### [SHORT EXERCISE]
Print the records below exactly as they appear.

### [Records]
------------------------------------------------------------------------
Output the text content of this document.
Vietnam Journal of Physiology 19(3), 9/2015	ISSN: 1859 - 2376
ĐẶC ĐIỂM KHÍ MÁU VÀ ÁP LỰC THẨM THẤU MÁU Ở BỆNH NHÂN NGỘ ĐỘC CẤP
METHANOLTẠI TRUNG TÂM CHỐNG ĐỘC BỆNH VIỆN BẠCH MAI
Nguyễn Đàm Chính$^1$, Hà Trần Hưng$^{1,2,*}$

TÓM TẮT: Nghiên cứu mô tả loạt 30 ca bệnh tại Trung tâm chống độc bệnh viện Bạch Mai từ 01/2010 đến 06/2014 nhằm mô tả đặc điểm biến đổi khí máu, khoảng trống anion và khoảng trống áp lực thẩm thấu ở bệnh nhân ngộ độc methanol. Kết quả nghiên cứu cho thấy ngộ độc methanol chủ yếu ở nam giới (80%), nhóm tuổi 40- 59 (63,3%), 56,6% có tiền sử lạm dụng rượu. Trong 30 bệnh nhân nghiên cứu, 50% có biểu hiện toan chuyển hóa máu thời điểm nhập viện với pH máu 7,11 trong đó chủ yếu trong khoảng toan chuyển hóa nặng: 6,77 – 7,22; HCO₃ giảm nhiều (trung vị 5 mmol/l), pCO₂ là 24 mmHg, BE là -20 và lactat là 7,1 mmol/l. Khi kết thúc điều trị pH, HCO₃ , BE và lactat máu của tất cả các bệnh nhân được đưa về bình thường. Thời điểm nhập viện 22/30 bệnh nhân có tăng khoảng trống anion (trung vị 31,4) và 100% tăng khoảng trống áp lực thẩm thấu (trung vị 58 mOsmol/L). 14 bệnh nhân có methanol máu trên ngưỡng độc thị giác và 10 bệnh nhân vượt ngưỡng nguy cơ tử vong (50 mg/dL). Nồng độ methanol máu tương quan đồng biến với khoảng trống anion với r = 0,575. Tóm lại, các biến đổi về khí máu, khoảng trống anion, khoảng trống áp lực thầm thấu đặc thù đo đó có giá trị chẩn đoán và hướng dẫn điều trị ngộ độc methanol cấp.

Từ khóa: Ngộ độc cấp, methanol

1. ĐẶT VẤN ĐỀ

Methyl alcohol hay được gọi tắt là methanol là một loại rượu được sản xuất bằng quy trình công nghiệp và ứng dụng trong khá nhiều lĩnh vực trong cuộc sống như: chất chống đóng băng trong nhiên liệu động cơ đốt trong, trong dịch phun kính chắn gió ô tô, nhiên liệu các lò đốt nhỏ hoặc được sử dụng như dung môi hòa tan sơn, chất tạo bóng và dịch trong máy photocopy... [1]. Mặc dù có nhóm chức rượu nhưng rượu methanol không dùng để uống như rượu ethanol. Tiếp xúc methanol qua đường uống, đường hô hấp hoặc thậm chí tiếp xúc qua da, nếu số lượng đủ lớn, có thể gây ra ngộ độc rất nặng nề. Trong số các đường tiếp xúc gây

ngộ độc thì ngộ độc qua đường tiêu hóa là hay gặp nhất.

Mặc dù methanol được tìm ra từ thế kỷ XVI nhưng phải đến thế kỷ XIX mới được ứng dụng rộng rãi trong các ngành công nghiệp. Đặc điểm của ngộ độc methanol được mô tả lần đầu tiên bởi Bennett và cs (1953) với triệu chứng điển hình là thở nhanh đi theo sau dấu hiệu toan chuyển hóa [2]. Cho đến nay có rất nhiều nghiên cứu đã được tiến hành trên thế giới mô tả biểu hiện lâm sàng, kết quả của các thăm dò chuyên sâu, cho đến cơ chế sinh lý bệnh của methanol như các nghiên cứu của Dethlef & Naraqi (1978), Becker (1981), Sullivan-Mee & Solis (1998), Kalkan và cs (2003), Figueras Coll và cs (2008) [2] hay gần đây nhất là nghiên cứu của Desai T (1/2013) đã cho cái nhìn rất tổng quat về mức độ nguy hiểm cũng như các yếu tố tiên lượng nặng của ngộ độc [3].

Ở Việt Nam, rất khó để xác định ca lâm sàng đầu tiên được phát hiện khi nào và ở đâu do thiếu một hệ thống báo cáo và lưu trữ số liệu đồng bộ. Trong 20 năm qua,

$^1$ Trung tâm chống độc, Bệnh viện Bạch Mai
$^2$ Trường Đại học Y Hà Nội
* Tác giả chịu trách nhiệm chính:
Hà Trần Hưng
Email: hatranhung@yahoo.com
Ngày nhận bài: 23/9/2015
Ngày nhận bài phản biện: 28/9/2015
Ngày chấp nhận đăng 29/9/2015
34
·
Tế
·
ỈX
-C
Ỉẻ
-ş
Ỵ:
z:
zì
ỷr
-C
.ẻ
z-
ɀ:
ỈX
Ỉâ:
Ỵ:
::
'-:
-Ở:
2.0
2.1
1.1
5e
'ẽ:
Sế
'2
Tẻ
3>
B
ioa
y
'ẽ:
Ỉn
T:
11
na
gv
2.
------------------------------------------------------------------------
### [SOLUTION]
Output the text content of this document.
Vietnam Journal of Physiology 19(3), 9/2015	ISSN: 1859 - 2376
ĐẶC ĐIỂM KHÍ MÁU VÀ ÁP LỰC THẨM THẤU MÁU Ở BỆNH NHÂN NGỘ ĐỘC CẤP
METHANOLTẠI TRUNG TÂM CHỐNG ĐỘC BỆNH VIỆN BẠCH MAI
Nguyễn Đàm Chính$^1$, Hà Trần Hưng$^{1,2,*}$

TÓM TẮT: Nghiên cứu mô tả loạt 30 ca bệnh tại Trung tâm chống độc bệnh viện Bạch Mai từ 01/2010 đến 06/2014 nhằm mô tả đặc điểm biến đổi khí máu, khoảng trống anion và khoảng trống áp lực thẩm thấu ở bệnh nhân ngộ độc methanol. Kết quả nghiên cứu cho thấy ngộ độc methanol chủ yếu ở nam giới (80%), nhóm tuổi 40- 59 (63,3%), 56,6% có tiền sử lạm dụng rượu. Trong 30 bệnh nhân nghiên cứu, 50% có biểu hiện toan chuyển hóa máu thời điểm nhập viện với pH máu 7,11 trong đó chủ yếu trong khoảng toan chuyển hóa nặng: 6,77 – 7,22; HCO₃ giảm nhiều (trung vị 5 mmol/l), pCO₂ là 24 mmHg, BE là -20 và lactat là 7,1 mmol/l. Khi kết thúc điều trị pH, HCO₃ , BE và lactat máu của tất cả các bệnh nhân được đưa về bình thường. Thời điểm nhập viện 22/30 bệnh nhân có tăng khoảng trống anion (trung vị 31,4) và 100% tăng khoảng trống áp lực thẩm thấu (trung vị 58 mOsmol/L). 14 bệnh nhân có methanol máu trên ngưỡng độc thị giác và 10 bệnh nhân vượt ngưỡng nguy cơ tử vong (50 mg/dL). Nồng độ methanol máu tương quan đồng biến với khoảng trống anion với r = 0,575. Tóm lại, các biến đổi về khí máu, khoảng trống anion, khoảng trống áp lực thầm thấu đặc thù đo đó có giá trị chẩn đoán và hướng dẫn điều trị ngộ độc methanol cấp.

Từ khóa: Ngộ độc cấp, methanol

1. ĐẶT VẤN ĐỀ

Methyl alcohol hay được gọi tắt là methanol là một loại rượu được sản xuất bằng quy trình công nghiệp và ứng dụng trong khá nhiều lĩnh vực trong cuộc sống như: chất chống đóng băng trong nhiên liệu động cơ đốt trong, trong dịch phun kính chắn gió ô tô, nhiên liệu các lò đốt nhỏ hoặc được sử dụng như dung môi hòa tan sơn, chất tạo bóng và dịch trong máy photocopy... [1]. Mặc dù có nhóm chức rượu nhưng rượu methanol không dùng để uống như rượu ethanol. Tiếp xúc methanol qua đường uống, đường hô hấp hoặc thậm chí tiếp xúc qua da, nếu số lượng đủ lớn, có thể gây ra ngộ độc rất nặng nề. Trong số các đường tiếp xúc gây

ngộ độc thì ngộ độc qua đường tiêu hóa là hay gặp nhất.

Mặc dù methanol được tìm ra từ thế kỷ XVI nhưng phải đến thế kỷ XIX mới được ứng dụng rộng rãi trong các ngành công nghiệp. Đặc điểm của ngộ độc methanol được mô tả lần đầu tiên bởi Bennett và cs (1953) với triệu chứng điển hình là thở nhanh đi theo sau dấu hiệu toan chuyển hóa [2]. Cho đến nay có rất nhiều nghiên cứu đã được tiến hành trên thế giới mô tả biểu hiện lâm sàng, kết quả của các thăm dò chuyên sâu, cho đến cơ chế sinh lý bệnh của methanol như các nghiên cứu của Dethlef & Naraqi (1978), Becker (1981), Sullivan-Mee & Solis (1998), Kalkan và cs (2003), Figueras Coll và cs (2008) [2] hay gần đây nhất là nghiên cứu của Desai T (1/2013) đã cho cái nhìn rất tổng quat về mức độ nguy hiểm cũng như các yếu tố tiên lượng nặng của ngộ độc [3].

Ở Việt Nam, rất khó để xác định ca lâm sàng đầu tiên được phát hiện khi nào và ở đâu do thiếu một hệ thống báo cáo và lưu trữ số liệu đồng bộ. Trong 20 năm qua,

$^1$ Trung tâm chống độc, Bệnh viện Bạch Mai
$^2$ Trường Đại học Y Hà Nội
* Tác giả chịu trách nhiệm chính:
Hà Trần Hưng
Email: hatranhung@yahoo.com
Ngày nhận bài: 23/9/2015
Ngày nhận bài phản biện: 28/9/2015
Ngày chấp nhận đăng 29/9/2015
34
·
Tế
·
ỈX
-C
Ỉẻ
-ş
Ỵ:
z:
zì
ỷr
-C
.ẻ
z-
ɀ:
ỈX
Ỉâ:
Ỵ:
::
'-:
-Ở:
2.0
2.1
1.1
5e
'ẽ:
Sế
'2
Tẻ
3>
B
ioa
y
'ẽ:
Ỉn
T:
11
na
gv
2.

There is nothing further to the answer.